=== STATED PROBLEM ===
Note how many lines in the entries contain the string "Operações", then give that number and nothing else.

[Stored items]
═══

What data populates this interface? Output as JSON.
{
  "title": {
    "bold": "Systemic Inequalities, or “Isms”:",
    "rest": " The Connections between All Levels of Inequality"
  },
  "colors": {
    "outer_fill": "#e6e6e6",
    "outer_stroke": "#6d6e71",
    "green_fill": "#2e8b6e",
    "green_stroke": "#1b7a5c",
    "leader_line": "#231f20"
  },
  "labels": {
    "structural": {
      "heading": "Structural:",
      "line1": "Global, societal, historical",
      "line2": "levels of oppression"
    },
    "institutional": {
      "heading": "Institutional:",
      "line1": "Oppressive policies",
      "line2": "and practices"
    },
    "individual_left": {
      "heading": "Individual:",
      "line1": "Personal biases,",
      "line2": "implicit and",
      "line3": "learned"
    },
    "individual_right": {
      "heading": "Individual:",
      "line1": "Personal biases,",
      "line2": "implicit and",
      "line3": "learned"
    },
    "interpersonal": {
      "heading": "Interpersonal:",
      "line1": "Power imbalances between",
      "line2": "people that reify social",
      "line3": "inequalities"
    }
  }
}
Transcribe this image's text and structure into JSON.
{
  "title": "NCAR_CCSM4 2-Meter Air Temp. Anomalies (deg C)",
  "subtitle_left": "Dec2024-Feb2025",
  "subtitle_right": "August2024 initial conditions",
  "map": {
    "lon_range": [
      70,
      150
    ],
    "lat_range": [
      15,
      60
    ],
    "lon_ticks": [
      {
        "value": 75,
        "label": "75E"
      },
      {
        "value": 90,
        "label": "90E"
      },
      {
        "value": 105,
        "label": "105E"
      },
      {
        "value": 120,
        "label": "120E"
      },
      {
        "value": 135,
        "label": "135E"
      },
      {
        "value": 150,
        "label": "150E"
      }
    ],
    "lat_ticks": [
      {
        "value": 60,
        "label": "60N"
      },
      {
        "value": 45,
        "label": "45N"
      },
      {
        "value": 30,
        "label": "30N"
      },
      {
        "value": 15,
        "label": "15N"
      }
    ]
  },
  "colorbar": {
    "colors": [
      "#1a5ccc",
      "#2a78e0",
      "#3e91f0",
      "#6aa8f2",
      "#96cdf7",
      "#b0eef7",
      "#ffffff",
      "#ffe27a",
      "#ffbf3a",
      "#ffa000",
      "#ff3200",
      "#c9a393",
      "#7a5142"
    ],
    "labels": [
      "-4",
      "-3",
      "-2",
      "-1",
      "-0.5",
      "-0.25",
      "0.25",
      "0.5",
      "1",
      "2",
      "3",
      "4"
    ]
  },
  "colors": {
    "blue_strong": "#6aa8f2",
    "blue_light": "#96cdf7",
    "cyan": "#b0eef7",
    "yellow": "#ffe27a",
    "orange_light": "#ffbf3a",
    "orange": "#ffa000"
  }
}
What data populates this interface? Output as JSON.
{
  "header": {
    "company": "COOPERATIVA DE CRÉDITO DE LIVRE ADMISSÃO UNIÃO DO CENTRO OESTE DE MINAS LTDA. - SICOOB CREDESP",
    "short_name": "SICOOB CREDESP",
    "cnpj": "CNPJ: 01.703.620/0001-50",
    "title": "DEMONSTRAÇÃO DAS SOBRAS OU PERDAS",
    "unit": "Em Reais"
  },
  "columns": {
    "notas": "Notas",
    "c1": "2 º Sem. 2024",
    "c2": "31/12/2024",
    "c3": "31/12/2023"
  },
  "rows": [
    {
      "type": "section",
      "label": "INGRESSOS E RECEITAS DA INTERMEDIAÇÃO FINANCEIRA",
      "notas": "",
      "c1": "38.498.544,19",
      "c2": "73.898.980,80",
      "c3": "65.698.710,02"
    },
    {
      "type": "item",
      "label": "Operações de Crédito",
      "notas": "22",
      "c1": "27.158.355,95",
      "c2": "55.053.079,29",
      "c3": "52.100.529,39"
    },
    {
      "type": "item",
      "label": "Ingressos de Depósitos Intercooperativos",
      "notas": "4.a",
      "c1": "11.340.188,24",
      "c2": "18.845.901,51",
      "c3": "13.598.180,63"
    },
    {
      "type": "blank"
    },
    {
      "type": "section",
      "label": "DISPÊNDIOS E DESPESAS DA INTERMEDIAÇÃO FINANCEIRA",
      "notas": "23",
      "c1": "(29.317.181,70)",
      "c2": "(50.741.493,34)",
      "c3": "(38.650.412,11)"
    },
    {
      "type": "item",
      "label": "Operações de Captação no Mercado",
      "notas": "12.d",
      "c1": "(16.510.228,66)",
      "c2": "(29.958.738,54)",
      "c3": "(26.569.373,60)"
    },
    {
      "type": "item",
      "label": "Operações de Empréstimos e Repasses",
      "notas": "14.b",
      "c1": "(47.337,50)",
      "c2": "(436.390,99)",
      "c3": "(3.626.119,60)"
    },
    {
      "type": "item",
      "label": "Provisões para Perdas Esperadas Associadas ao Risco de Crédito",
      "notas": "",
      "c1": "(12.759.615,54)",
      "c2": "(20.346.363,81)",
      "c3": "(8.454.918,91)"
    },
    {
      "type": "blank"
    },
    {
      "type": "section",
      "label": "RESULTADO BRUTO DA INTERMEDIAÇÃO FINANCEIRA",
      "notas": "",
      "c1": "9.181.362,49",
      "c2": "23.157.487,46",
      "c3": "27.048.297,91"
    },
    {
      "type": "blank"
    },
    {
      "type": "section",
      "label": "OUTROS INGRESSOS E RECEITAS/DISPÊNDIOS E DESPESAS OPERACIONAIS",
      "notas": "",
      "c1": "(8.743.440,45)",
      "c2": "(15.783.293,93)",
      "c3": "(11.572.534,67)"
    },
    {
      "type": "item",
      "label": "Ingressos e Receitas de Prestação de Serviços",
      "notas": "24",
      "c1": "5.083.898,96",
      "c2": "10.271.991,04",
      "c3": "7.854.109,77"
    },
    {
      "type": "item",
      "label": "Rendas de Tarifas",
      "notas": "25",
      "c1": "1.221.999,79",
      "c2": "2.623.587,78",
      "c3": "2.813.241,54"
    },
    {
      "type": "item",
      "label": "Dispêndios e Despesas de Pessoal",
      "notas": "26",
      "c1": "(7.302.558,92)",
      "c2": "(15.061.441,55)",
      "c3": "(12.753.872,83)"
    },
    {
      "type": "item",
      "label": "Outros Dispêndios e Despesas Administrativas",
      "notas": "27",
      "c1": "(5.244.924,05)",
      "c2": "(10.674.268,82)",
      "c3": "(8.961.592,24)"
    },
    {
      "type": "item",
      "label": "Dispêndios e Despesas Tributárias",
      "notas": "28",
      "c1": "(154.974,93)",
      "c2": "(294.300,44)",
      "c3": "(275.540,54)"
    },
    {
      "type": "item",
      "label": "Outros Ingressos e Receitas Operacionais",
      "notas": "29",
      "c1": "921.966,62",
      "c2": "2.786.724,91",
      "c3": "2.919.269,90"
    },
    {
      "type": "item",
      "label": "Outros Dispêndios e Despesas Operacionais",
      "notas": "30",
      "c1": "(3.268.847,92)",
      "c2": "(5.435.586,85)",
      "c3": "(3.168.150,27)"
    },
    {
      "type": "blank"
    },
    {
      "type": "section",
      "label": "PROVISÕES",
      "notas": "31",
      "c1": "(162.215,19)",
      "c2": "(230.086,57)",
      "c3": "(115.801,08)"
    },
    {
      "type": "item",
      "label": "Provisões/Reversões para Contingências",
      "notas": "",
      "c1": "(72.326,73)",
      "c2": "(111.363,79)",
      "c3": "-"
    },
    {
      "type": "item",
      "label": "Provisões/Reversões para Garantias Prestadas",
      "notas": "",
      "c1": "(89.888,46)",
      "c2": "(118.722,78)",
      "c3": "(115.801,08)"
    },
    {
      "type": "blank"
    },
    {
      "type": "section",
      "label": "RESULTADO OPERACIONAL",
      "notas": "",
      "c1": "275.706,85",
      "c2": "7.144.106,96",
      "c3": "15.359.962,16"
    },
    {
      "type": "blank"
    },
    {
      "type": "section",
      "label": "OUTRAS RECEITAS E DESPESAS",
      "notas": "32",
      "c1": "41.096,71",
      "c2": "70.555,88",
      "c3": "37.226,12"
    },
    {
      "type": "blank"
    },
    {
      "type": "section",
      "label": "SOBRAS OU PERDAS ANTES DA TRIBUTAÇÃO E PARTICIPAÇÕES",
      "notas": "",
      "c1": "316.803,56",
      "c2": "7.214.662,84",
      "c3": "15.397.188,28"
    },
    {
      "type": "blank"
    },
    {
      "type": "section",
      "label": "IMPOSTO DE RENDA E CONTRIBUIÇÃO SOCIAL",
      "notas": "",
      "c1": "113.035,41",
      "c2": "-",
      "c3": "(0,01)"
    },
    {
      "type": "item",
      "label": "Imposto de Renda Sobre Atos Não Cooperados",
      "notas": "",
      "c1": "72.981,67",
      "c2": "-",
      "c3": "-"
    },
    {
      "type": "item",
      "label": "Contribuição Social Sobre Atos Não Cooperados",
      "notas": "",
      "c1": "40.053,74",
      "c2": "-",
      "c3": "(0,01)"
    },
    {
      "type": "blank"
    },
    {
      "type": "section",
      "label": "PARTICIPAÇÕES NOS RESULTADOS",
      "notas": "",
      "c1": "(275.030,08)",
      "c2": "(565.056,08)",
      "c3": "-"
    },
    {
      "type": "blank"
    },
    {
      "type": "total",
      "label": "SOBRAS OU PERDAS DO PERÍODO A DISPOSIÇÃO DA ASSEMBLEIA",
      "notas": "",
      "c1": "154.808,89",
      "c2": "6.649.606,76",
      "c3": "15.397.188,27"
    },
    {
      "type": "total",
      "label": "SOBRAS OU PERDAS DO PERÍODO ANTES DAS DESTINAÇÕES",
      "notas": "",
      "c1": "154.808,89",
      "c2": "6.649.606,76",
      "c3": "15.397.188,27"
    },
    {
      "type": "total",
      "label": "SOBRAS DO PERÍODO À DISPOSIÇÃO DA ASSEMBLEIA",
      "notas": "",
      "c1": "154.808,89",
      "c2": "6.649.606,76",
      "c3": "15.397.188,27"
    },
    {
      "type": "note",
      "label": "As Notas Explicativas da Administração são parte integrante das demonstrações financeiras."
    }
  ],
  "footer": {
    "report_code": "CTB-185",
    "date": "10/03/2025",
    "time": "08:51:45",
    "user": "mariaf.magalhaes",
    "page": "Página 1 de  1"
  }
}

═══

=== WORKED ANSWER ===
3